> [Objective]
Write out the entire listing below exactly, with the pictures left out.

start Records supplied

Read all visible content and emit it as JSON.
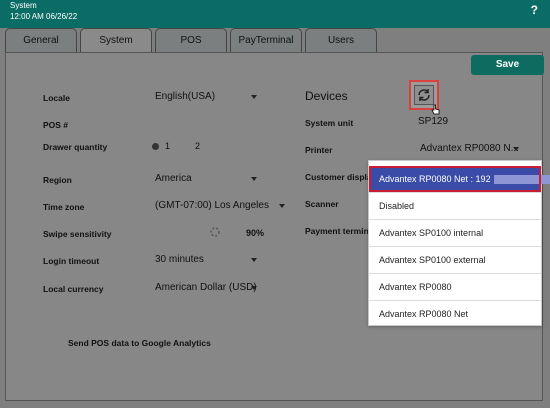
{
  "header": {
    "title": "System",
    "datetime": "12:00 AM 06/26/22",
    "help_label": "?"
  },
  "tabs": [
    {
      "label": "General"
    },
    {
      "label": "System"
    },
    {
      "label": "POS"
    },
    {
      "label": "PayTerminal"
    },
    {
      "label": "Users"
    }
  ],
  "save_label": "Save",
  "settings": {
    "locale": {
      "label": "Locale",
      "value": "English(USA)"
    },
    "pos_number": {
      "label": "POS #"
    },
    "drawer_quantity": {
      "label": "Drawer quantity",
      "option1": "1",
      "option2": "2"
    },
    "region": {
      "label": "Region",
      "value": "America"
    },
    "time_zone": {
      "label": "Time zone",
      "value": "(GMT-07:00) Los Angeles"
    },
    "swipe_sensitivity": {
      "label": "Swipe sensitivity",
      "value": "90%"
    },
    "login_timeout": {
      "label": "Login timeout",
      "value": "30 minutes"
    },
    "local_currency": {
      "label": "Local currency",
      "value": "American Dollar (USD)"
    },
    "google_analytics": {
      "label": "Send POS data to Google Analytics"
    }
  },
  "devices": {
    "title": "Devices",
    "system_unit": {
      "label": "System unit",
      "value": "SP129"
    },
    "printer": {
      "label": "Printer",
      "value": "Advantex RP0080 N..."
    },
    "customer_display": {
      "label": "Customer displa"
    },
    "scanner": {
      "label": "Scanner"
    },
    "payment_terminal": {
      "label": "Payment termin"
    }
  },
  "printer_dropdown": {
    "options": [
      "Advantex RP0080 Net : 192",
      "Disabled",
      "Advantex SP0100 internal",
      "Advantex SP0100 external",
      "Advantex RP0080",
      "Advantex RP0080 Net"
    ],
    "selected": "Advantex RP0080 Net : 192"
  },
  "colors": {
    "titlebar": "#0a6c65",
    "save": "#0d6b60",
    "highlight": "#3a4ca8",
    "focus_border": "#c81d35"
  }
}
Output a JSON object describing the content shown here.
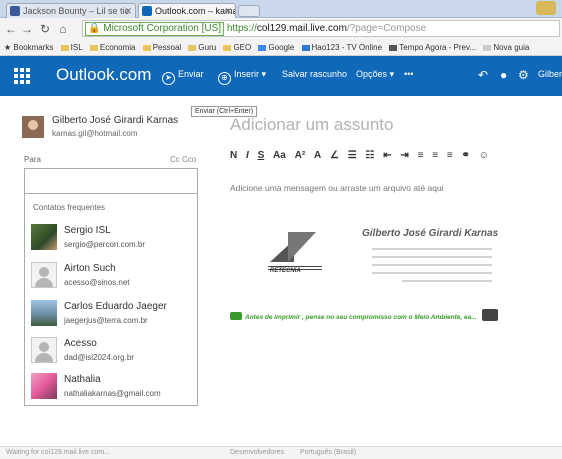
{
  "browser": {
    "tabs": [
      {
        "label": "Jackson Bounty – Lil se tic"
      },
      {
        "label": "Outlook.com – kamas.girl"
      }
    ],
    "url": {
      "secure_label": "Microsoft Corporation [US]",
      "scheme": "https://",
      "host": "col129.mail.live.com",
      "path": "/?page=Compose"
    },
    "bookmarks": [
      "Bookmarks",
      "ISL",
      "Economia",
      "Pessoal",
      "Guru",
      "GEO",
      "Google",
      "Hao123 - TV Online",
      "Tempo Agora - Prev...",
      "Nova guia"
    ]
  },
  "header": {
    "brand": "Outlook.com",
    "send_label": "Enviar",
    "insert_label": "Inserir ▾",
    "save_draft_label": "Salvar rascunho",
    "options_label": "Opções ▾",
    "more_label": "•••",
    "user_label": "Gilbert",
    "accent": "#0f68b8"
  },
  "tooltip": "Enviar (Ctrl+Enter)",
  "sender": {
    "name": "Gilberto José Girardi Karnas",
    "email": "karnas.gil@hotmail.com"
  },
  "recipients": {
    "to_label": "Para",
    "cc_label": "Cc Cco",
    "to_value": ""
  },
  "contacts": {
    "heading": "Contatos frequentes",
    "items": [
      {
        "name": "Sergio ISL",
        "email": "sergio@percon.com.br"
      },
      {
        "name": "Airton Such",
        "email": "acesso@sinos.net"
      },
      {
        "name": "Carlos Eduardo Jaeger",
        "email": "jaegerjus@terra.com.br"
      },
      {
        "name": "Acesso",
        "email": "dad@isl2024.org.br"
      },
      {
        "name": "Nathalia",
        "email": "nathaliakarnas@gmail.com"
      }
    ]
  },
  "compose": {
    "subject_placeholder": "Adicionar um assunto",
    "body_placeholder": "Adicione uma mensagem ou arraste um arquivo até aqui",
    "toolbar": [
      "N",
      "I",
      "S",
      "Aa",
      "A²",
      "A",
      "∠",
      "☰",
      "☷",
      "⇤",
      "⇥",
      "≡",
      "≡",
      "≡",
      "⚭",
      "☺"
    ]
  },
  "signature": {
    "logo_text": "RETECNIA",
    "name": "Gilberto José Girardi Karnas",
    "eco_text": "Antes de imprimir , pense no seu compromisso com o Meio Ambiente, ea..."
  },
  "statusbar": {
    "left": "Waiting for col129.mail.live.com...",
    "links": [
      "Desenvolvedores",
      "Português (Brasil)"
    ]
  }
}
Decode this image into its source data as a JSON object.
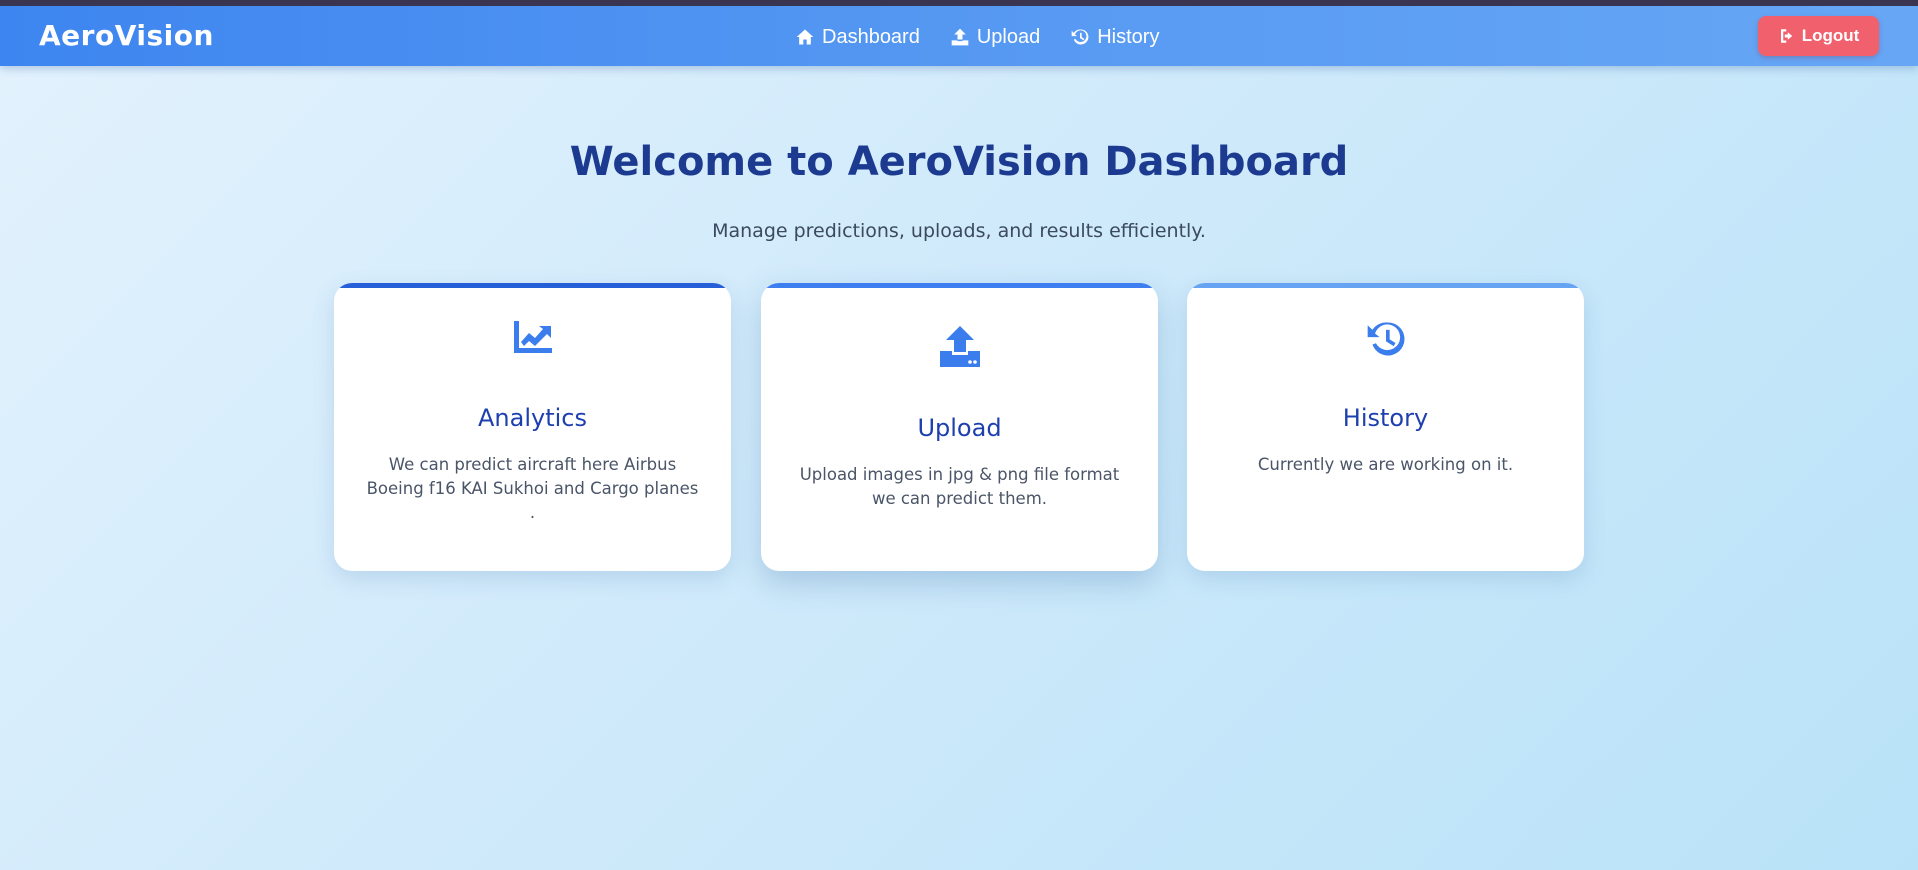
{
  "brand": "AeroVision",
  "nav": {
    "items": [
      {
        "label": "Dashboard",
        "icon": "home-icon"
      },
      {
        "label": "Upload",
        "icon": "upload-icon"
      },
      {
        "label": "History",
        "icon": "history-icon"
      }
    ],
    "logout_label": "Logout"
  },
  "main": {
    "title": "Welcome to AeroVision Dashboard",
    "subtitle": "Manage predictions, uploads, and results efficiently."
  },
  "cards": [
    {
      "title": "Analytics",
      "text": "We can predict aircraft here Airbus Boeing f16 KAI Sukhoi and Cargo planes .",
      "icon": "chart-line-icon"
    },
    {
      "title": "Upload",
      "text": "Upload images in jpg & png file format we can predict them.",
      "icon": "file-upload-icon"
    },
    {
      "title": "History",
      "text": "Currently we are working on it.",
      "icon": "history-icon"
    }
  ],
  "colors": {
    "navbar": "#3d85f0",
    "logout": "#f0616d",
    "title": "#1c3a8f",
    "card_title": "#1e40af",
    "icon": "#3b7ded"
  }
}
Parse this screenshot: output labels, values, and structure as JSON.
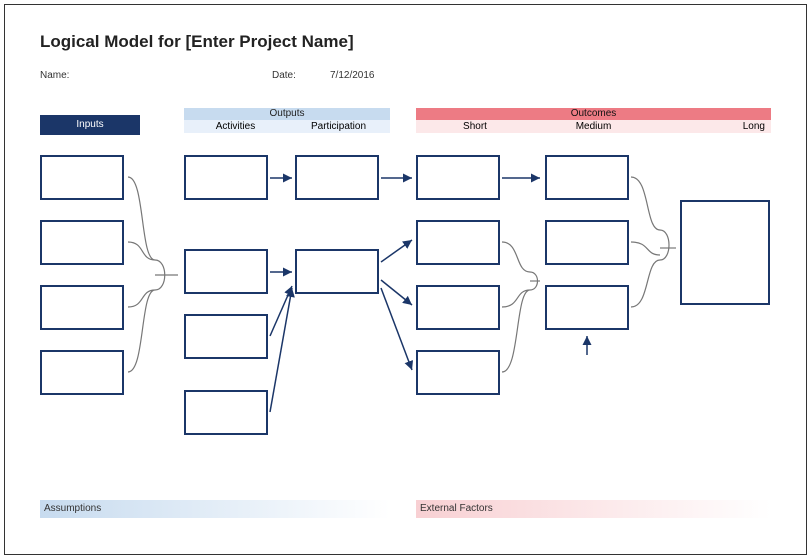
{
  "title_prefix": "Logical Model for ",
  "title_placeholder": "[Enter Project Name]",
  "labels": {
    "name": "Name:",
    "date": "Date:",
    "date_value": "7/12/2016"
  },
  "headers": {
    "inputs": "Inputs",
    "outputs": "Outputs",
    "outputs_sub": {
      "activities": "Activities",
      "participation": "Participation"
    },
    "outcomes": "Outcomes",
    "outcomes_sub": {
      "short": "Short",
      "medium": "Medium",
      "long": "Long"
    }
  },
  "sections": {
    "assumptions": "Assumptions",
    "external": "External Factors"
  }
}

end Records supplied

> [Solution for this task]
Read all visible content and emit it as JSON.
{
  "header": {
    "title": "System",
    "datetime": "12:00 AM 06/26/22",
    "help_label": "?"
  },
  "tabs": [
    {
      "label": "General"
    },
    {
      "label": "System"
    },
    {
      "label": "POS"
    },
    {
      "label": "PayTerminal"
    },
    {
      "label": "Users"
    }
  ],
  "save_label": "Save",
  "settings": {
    "locale": {
      "label": "Locale",
      "value": "English(USA)"
    },
    "pos_number": {
      "label": "POS #"
    },
    "drawer_quantity": {
      "label": "Drawer quantity",
      "option1": "1",
      "option2": "2"
    },
    "region": {
      "label": "Region",
      "value": "America"
    },
    "time_zone": {
      "label": "Time zone",
      "value": "(GMT-07:00) Los Angeles"
    },
    "swipe_sensitivity": {
      "label": "Swipe sensitivity",
      "value": "90%"
    },
    "login_timeout": {
      "label": "Login timeout",
      "value": "30 minutes"
    },
    "local_currency": {
      "label": "Local currency",
      "value": "American Dollar (USD)"
    },
    "google_analytics": {
      "label": "Send POS data to Google Analytics"
    }
  },
  "devices": {
    "title": "Devices",
    "system_unit": {
      "label": "System unit",
      "value": "SP129"
    },
    "printer": {
      "label": "Printer",
      "value": "Advantex RP0080 N..."
    },
    "customer_display": {
      "label": "Customer displa"
    },
    "scanner": {
      "label": "Scanner"
    },
    "payment_terminal": {
      "label": "Payment termin"
    }
  },
  "printer_dropdown": {
    "options": [
      "Advantex RP0080 Net : 192",
      "Disabled",
      "Advantex SP0100 internal",
      "Advantex SP0100 external",
      "Advantex RP0080",
      "Advantex RP0080 Net"
    ],
    "selected": "Advantex RP0080 Net : 192"
  },
  "colors": {
    "titlebar": "#0a6c65",
    "save": "#0d6b60",
    "highlight": "#3a4ca8",
    "focus_border": "#c81d35"
  }
}
Output a JSON object describing the content shown here.
{
  "browser": {
    "tabs": [
      {
        "label": "Jackson Bounty – Lil se tic"
      },
      {
        "label": "Outlook.com – kamas.girl"
      }
    ],
    "url": {
      "secure_label": "Microsoft Corporation [US]",
      "scheme": "https://",
      "host": "col129.mail.live.com",
      "path": "/?page=Compose"
    },
    "bookmarks": [
      "Bookmarks",
      "ISL",
      "Economia",
      "Pessoal",
      "Guru",
      "GEO",
      "Google",
      "Hao123 - TV Online",
      "Tempo Agora - Prev...",
      "Nova guia"
    ]
  },
  "header": {
    "brand": "Outlook.com",
    "send_label": "Enviar",
    "insert_label": "Inserir ▾",
    "save_draft_label": "Salvar rascunho",
    "options_label": "Opções ▾",
    "more_label": "•••",
    "user_label": "Gilbert",
    "accent": "#0f68b8"
  },
  "tooltip": "Enviar (Ctrl+Enter)",
  "sender": {
    "name": "Gilberto José Girardi Karnas",
    "email": "karnas.gil@hotmail.com"
  },
  "recipients": {
    "to_label": "Para",
    "cc_label": "Cc Cco",
    "to_value": ""
  },
  "contacts": {
    "heading": "Contatos frequentes",
    "items": [
      {
        "name": "Sergio ISL",
        "email": "sergio@percon.com.br"
      },
      {
        "name": "Airton Such",
        "email": "acesso@sinos.net"
      },
      {
        "name": "Carlos Eduardo Jaeger",
        "email": "jaegerjus@terra.com.br"
      },
      {
        "name": "Acesso",
        "email": "dad@isl2024.org.br"
      },
      {
        "name": "Nathalia",
        "email": "nathaliakarnas@gmail.com"
      }
    ]
  },
  "compose": {
    "subject_placeholder": "Adicionar um assunto",
    "body_placeholder": "Adicione uma mensagem ou arraste um arquivo até aqui",
    "toolbar": [
      "N",
      "I",
      "S",
      "Aa",
      "A²",
      "A",
      "∠",
      "☰",
      "☷",
      "⇤",
      "⇥",
      "≡",
      "≡",
      "≡",
      "⚭",
      "☺"
    ]
  },
  "signature": {
    "logo_text": "RETECNIA",
    "name": "Gilberto José Girardi Karnas",
    "eco_text": "Antes de imprimir , pense no seu compromisso com o Meio Ambiente, ea..."
  },
  "statusbar": {
    "left": "Waiting for col129.mail.live.com...",
    "links": [
      "Desenvolvedores",
      "Português (Brasil)"
    ]
  }
}
Decode this image into its source data as a JSON object.
{
  "brand": "AeroVision",
  "nav": {
    "items": [
      {
        "label": "Dashboard",
        "icon": "home-icon"
      },
      {
        "label": "Upload",
        "icon": "upload-icon"
      },
      {
        "label": "History",
        "icon": "history-icon"
      }
    ],
    "logout_label": "Logout"
  },
  "main": {
    "title": "Welcome to AeroVision Dashboard",
    "subtitle": "Manage predictions, uploads, and results efficiently."
  },
  "cards": [
    {
      "title": "Analytics",
      "text": "We can predict aircraft here Airbus Boeing f16 KAI Sukhoi and Cargo planes .",
      "icon": "chart-line-icon"
    },
    {
      "title": "Upload",
      "text": "Upload images in jpg & png file format we can predict them.",
      "icon": "file-upload-icon"
    },
    {
      "title": "History",
      "text": "Currently we are working on it.",
      "icon": "history-icon"
    }
  ],
  "colors": {
    "navbar": "#3d85f0",
    "logout": "#f0616d",
    "title": "#1c3a8f",
    "card_title": "#1e40af",
    "icon": "#3b7ded"
  }
}
Parse this screenshot: output labels, values, and structure as JSON.
{
  "title_prefix": "Logical Model for ",
  "title_placeholder": "[Enter Project Name]",
  "labels": {
    "name": "Name:",
    "date": "Date:",
    "date_value": "7/12/2016"
  },
  "headers": {
    "inputs": "Inputs",
    "outputs": "Outputs",
    "outputs_sub": {
      "activities": "Activities",
      "participation": "Participation"
    },
    "outcomes": "Outcomes",
    "outcomes_sub": {
      "short": "Short",
      "medium": "Medium",
      "long": "Long"
    }
  },
  "sections": {
    "assumptions": "Assumptions",
    "external": "External Factors"
  }
}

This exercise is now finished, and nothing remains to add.